-------- Input material --------
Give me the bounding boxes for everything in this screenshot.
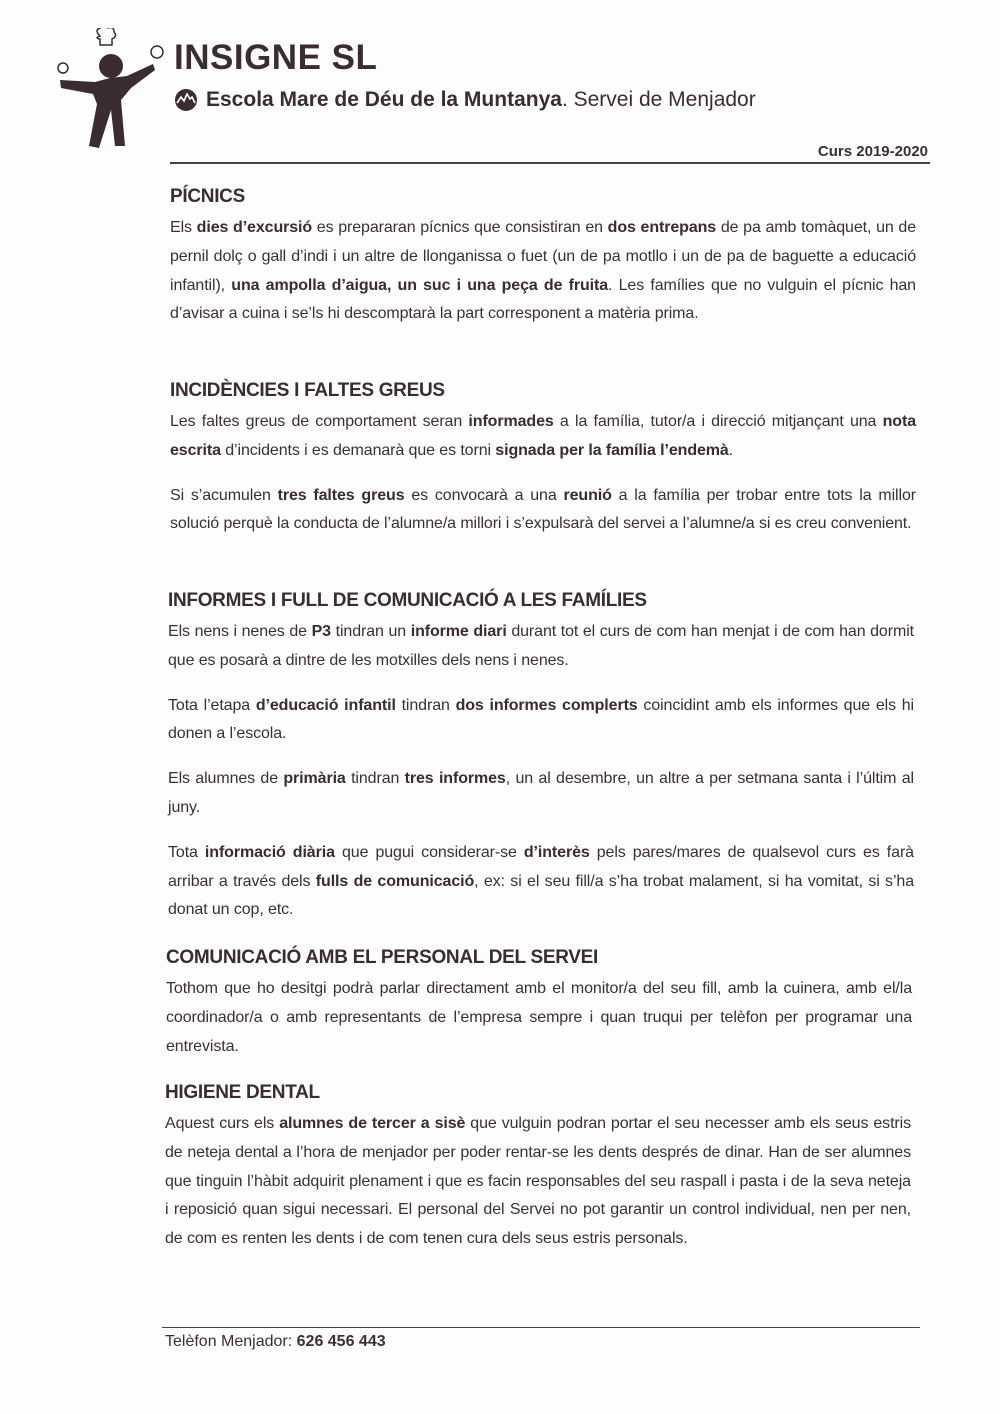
- text: pels pares/mares de qualsevol curs es farà arribar a través dels: [168, 843, 914, 890]
- phone-number: 626 456 443: [296, 1333, 386, 1350]
- text: que vulguin podran portar el seu necesser amb els seus estris de neteja dental a l’hora de menjador per poder rentar-se les dents després de dinar. Han de ser alumnes que tinguin l’hàbit adquirit plenament i que es facin responsables del seu raspall i pasta i de la seva neteja i reposició quan sigui necessari. El personal del Servei no pot garantir un control individual, nen per nen, de com es renten les dents i de com tenen cura dels seus estris personals.: [165, 1115, 912, 1248]
- text: coincidint amb els informes que els hi donen a l’escola.: [168, 696, 915, 743]
- text: tindran: [345, 770, 405, 788]
- footer-divider: [162, 1327, 920, 1328]
- bold-text: informades: [468, 413, 554, 430]
- bold-text: primària: [283, 770, 346, 788]
- paragraph: [168, 692, 914, 750]
- text: tindran un: [330, 623, 411, 640]
- bold-text: tres informes: [404, 770, 506, 788]
- bold-text: signada per la família l’endemà: [495, 441, 729, 459]
- text: tindran: [395, 696, 456, 714]
- paragraph: [170, 214, 916, 329]
- text: a la família per trobar entre tots la millor solució perquè la conducta de l’alumne/a millori i s’expulsarà del servei a l’alumne/a si es creu convenient.: [170, 486, 916, 533]
- text: de pa amb tomàquet, un de pernil dolç o gall d’indi i un altre de llonganissa o fuet (un de pa motllo i un de pa de baguette a educació infantil),: [170, 219, 916, 294]
- section: [170, 186, 916, 345]
- paragraph: [168, 765, 914, 823]
- bold-text: fulls de comunicació: [315, 872, 475, 890]
- bold-text: alumnes de tercer a sisè: [279, 1115, 466, 1132]
- bold-text: d’educació infantil: [255, 696, 396, 714]
- text: Tota l’etapa: [168, 696, 256, 714]
- bold-text: una ampolla d’aigua, un suc i una peça de fruita: [231, 276, 609, 294]
- course-year: Curs 2019-2020: [817, 143, 928, 160]
- text: a la família, tutor/a i direcció mitjançant una: [553, 413, 883, 430]
- bold-text: dos entrepans: [607, 219, 717, 236]
- section-heading: HIGIENE DENTAL: [165, 1082, 320, 1103]
- paragraph: [165, 1110, 911, 1254]
- bold-text: informe diari: [410, 623, 507, 640]
- section: [168, 590, 914, 941]
- text: Les faltes greus de comportament seran: [170, 413, 469, 430]
- section-heading: INFORMES I FULL DE COMUNICACIÓ A LES FAMÍLIES: [168, 590, 647, 611]
- section-heading: COMUNICACIÓ AMB EL PERSONAL DEL SERVEI: [166, 947, 598, 968]
- section-heading: INCIDÈNCIES I FALTES GREUS: [170, 380, 445, 401]
- text: d’incidents i es demanarà que es torni: [220, 441, 496, 459]
- text: que pugui considerar-se: [334, 843, 524, 861]
- school-suffix: . Servei de Menjador: [561, 88, 756, 111]
- text: , un al desembre, un altre a per setmana santa i l’últim al juny.: [168, 770, 914, 816]
- text: Si s’acumulen: [170, 486, 278, 504]
- paragraph: [170, 408, 916, 466]
- chef-logo-icon: [55, 28, 170, 153]
- footer-label: Telèfon Menjador:: [165, 1333, 297, 1350]
- bold-text: dies d’excursió: [196, 219, 313, 236]
- bold-text: P3: [311, 623, 331, 640]
- section: [170, 380, 916, 555]
- paragraph: [168, 618, 914, 676]
- text: Els: [170, 219, 197, 236]
- bold-text: reunió: [563, 486, 612, 504]
- header-divider: [170, 162, 930, 164]
- school-name: Escola Mare de Déu de la Muntanya: [206, 88, 562, 111]
- text: . Les famílies que no vulguin el pícnic han d’avisar a cuina i se’ls hi descomptarà la part corresponent a matèria prima.: [170, 276, 916, 323]
- text: Tothom que ho desitgi podrà parlar directament amb el monitor/a del seu fill, amb la cuinera, amb el/la coordinador/a o amb representants de l’empresa sempre i quan truqui per telèfon per programar una entrevista.: [166, 980, 912, 1055]
- text: durant tot el curs de com han menjat i de com han dormit que es posarà a dintre de les motxilles dels nens i nenes.: [168, 623, 914, 669]
- bold-text: informació diària: [204, 843, 335, 861]
- paragraph: [166, 975, 912, 1061]
- section: [165, 1082, 911, 1270]
- bold-text: d’interès: [523, 843, 590, 861]
- paragraph: [170, 482, 916, 540]
- text: es convocarà a una: [404, 486, 564, 504]
- bold-text: tres faltes greus: [277, 486, 405, 504]
- section-heading: PÍCNICS: [170, 186, 245, 207]
- text: Els nens i nenes de: [168, 623, 312, 640]
- bold-text: dos informes complerts: [455, 696, 638, 714]
- text: Els alumnes de: [168, 770, 284, 788]
- text: , ex: si el seu fill/a s’ha trobat malament, si ha vomitat, si s’ha donat un cop, etc.: [168, 872, 915, 919]
- text: Aquest curs els: [165, 1115, 280, 1132]
- mountain-emblem-icon: [174, 88, 198, 112]
- footer-phone: [165, 1333, 386, 1351]
- bold-text: nota escrita: [170, 413, 916, 459]
- section: [166, 947, 912, 1077]
- text: es prepararan pícnics que consistiran en: [312, 219, 608, 236]
- text: .: [728, 441, 734, 459]
- text: Tota: [168, 843, 205, 861]
- paragraph: [168, 839, 914, 925]
- school-line: [174, 88, 756, 112]
- brand-name: INSIGNE SL: [174, 38, 378, 77]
--------
**Stated problem:** Rewrite all the lines above as a numbered list, skipping any blank lines and omitting the picture.

**Solution for this problem:**
1. Give me the bounding boxes for everything in this screenshot.
2. - text: pels pares/mares de qualsevol curs es farà arribar a través dels: [168, 843, 914, 890]
3. - phone-number: 626 456 443: [296, 1333, 386, 1350]
4. - text: que vulguin podran portar el seu necesser amb els seus estris de neteja dental a l’hora de menjador per poder rentar-se les dents després de dinar. Han de ser alumnes que tinguin l’hàbit adquirit plenament i que es facin responsables del seu raspall i pasta i de la seva neteja i reposició quan sigui necessari. El personal del Servei no pot garantir un control individual, nen per nen, de com es renten les dents i de com tenen cura dels seus estris personals.: [165, 1115, 912, 1248]
5. - text: coincidint amb els informes que els hi donen a l’escola.: [168, 696, 915, 743]
6. - text: tindran: [345, 770, 405, 788]
7. - footer-divider: [162, 1327, 920, 1328]
8. - bold-text: informades: [468, 413, 554, 430]
9. - bold-text: primària: [283, 770, 346, 788]
10. - paragraph: [168, 692, 914, 750]
11. - text: tindran un: [330, 623, 411, 640]
12. - bold-text: tres informes: [404, 770, 506, 788]
13. - bold-text: signada per la família l’endemà: [495, 441, 729, 459]
14. - text: tindran: [395, 696, 456, 714]
15. - paragraph: [170, 214, 916, 329]
16. - text: a la família per trobar entre tots la millor solució perquè la conducta de l’alumne/a millori i s’expulsarà del servei a l’alumne/a si es creu convenient.: [170, 486, 916, 533]
17. - text: de pa amb tomàquet, un de pernil dolç o gall d’indi i un altre de llonganissa o fuet (un de pa motllo i un de pa de baguette a educació infantil),: [170, 219, 916, 294]
18. - section: [170, 186, 916, 345]
19. - paragraph: [168, 765, 914, 823]
20. - bold-text: fulls de comunicació: [315, 872, 475, 890]
21. - bold-text: alumnes de tercer a sisè: [279, 1115, 466, 1132]
22. - bold-text: d’educació infantil: [255, 696, 396, 714]
23. - text: Tota l’etapa: [168, 696, 256, 714]
24. - bold-text: una ampolla d’aigua, un suc i una peça de fruita: [231, 276, 609, 294]
25. - course-year: Curs 2019-2020: [817, 143, 928, 160]
26. - text: a la família, tutor/a i direcció mitjançant una: [553, 413, 883, 430]
27. - bold-text: dos entrepans: [607, 219, 717, 236]
28. - section-heading: HIGIENE DENTAL: [165, 1082, 320, 1103]
29. - paragraph: [165, 1110, 911, 1254]
30. - bold-text: informe diari: [410, 623, 507, 640]
31. - section: [168, 590, 914, 941]
32. - text: Les faltes greus de comportament seran: [170, 413, 469, 430]
33. - section-heading: INFORMES I FULL DE COMUNICACIÓ A LES FAMÍLIES: [168, 590, 647, 611]
34. - section-heading: COMUNICACIÓ AMB EL PERSONAL DEL SERVEI: [166, 947, 598, 968]
35. - section-heading: INCIDÈNCIES I FALTES GREUS: [170, 380, 445, 401]
36. - text: d’incidents i es demanarà que es torni: [220, 441, 496, 459]
37. - text: que pugui considerar-se: [334, 843, 524, 861]
38. - school-suffix: . Servei de Menjador: [561, 88, 756, 111]
39. - text: , un al desembre, un altre a per setmana santa i l’últim al juny.: [168, 770, 914, 816]
40. - text: Si s’acumulen: [170, 486, 278, 504]
41. - paragraph: [170, 408, 916, 466]
42. - chef-logo-icon: [55, 28, 170, 153]
43. - footer-label: Telèfon Menjador:: [165, 1333, 297, 1350]
44. - bold-text: dies d’excursió: [196, 219, 313, 236]
45. - bold-text: P3: [311, 623, 331, 640]
46. - section: [170, 380, 916, 555]
47. - paragraph: [168, 618, 914, 676]
48. - text: Els: [170, 219, 197, 236]
49. - bold-text: reunió: [563, 486, 612, 504]
50. - header-divider: [170, 162, 930, 164]
51. - school-name: Escola Mare de Déu de la Muntanya: [206, 88, 562, 111]
52. - text: . Les famílies que no vulguin el pícnic han d’avisar a cuina i se’ls hi descomptarà la part corresponent a matèria prima.: [170, 276, 916, 323]
53. - text: Tothom que ho desitgi podrà parlar directament amb el monitor/a del seu fill, amb la cuinera, amb el/la coordinador/a o amb representants de l’empresa sempre i quan truqui per telèfon per programar una entrevista.: [166, 980, 912, 1055]
54. - text: durant tot el curs de com han menjat i de com han dormit que es posarà a dintre de les motxilles dels nens i nenes.: [168, 623, 914, 669]
55. - bold-text: informació diària: [204, 843, 335, 861]
56. - paragraph: [166, 975, 912, 1061]
57. - section: [165, 1082, 911, 1270]
58. - bold-text: d’interès: [523, 843, 590, 861]
59. - paragraph: [170, 482, 916, 540]
60. - text: es convocarà a una: [404, 486, 564, 504]
61. - bold-text: tres faltes greus: [277, 486, 405, 504]
62. - section-heading: PÍCNICS: [170, 186, 245, 207]
63. - text: Els nens i nenes de: [168, 623, 312, 640]
64. - bold-text: dos informes complerts: [455, 696, 638, 714]
65. - text: Els alumnes de: [168, 770, 284, 788]
66. - text: , ex: si el seu fill/a s’ha trobat malament, si ha vomitat, si s’ha donat un cop, etc.: [168, 872, 915, 919]
67. - text: Aquest curs els: [165, 1115, 280, 1132]
68. - mountain-emblem-icon: [174, 88, 198, 112]
69. - footer-phone: [165, 1333, 386, 1351]
70. - bold-text: nota escrita: [170, 413, 916, 459]
71. - section: [166, 947, 912, 1077]
72. - text: es prepararan pícnics que consistiran en: [312, 219, 608, 236]
73. - text: .: [728, 441, 734, 459]
74. - text: Tota: [168, 843, 205, 861]
75. - paragraph: [168, 839, 914, 925]
76. - school-line: [174, 88, 756, 112]
77. - brand-name: INSIGNE SL: [174, 38, 378, 77]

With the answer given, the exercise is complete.